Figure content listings
★ ★ ★ ★ ★

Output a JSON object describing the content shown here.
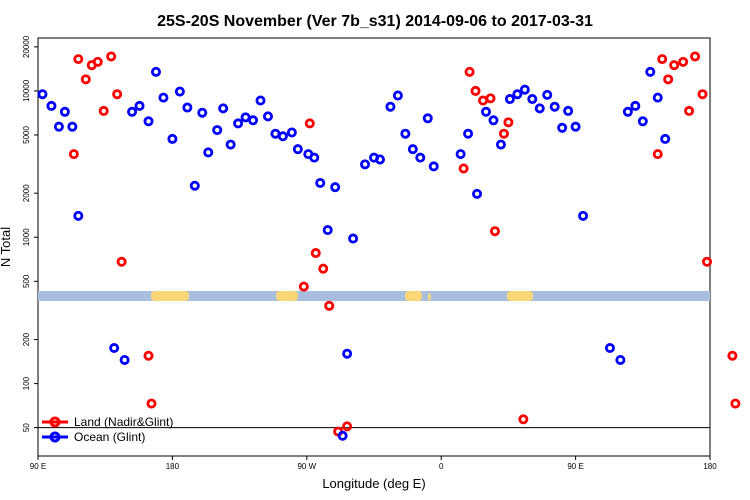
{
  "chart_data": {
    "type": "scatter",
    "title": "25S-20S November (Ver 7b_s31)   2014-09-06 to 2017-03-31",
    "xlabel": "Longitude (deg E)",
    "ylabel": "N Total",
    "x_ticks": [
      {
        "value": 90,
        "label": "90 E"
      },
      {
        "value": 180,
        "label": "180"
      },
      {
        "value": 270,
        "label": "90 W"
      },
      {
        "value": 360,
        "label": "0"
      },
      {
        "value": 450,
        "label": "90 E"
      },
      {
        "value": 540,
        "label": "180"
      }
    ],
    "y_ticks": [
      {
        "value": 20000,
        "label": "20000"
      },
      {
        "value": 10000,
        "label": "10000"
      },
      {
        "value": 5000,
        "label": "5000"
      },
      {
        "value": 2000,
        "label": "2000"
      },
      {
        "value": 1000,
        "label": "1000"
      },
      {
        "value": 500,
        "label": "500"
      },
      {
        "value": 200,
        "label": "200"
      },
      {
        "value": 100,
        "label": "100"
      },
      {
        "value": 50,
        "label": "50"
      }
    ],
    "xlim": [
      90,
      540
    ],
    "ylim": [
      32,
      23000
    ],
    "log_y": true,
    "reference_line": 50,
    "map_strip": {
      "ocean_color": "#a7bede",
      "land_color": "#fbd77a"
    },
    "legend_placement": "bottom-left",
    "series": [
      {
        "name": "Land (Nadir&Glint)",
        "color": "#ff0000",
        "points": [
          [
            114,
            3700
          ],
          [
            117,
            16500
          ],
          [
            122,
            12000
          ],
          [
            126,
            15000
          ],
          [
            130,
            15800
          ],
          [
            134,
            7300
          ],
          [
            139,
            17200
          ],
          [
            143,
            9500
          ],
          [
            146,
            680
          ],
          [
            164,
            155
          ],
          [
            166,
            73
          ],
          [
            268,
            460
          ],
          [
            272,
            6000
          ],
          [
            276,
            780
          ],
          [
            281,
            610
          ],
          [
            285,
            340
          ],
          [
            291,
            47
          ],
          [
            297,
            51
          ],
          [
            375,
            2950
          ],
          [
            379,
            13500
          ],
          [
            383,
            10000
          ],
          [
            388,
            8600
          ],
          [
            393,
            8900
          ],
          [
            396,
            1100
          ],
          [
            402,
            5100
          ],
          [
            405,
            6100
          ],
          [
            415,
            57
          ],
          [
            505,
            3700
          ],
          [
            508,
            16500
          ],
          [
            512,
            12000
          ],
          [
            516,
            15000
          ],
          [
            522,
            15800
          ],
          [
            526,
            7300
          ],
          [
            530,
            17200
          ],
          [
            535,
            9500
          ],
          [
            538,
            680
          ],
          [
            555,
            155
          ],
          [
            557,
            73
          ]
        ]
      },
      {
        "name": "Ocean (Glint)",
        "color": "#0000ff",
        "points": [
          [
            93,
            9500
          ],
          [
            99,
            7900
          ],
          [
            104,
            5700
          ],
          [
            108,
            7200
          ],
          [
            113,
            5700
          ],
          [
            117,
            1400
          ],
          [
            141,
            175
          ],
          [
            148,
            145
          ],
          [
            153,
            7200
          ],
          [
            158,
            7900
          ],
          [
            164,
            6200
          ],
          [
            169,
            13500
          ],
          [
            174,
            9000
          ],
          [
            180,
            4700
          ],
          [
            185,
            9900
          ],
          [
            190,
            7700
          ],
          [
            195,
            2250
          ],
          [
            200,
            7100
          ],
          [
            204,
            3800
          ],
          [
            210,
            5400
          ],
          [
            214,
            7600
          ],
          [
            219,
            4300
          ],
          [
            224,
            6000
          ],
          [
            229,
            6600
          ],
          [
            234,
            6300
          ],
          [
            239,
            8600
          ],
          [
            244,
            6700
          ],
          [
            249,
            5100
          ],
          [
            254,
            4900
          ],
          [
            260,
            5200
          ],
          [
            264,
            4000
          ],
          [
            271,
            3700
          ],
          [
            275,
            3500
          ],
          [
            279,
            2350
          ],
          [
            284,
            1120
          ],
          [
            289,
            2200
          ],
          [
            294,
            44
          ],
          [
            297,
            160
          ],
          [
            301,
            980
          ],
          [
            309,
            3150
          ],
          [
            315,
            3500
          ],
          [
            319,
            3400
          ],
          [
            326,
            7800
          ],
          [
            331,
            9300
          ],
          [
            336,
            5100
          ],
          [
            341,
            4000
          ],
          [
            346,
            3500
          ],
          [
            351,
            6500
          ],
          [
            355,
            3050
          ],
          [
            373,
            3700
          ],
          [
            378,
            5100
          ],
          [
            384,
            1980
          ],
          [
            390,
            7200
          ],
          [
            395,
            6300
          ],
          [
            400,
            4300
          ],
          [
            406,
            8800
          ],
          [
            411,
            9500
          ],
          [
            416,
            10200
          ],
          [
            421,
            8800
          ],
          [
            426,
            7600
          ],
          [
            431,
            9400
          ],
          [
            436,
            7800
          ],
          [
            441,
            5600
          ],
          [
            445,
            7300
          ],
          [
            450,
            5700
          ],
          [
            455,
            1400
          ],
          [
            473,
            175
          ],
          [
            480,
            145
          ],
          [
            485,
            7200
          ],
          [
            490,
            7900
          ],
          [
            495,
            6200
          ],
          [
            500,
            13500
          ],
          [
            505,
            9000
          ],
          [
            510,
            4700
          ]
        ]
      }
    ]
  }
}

★ ★ ★ ★ ★

### GIVEN PROBLEM
In the records above, find the lines containing "Glint" and copy them.

### EXERCISE OUTPUT
        "name": "Land (Nadir&Glint)",
        "name": "Ocean (Glint)",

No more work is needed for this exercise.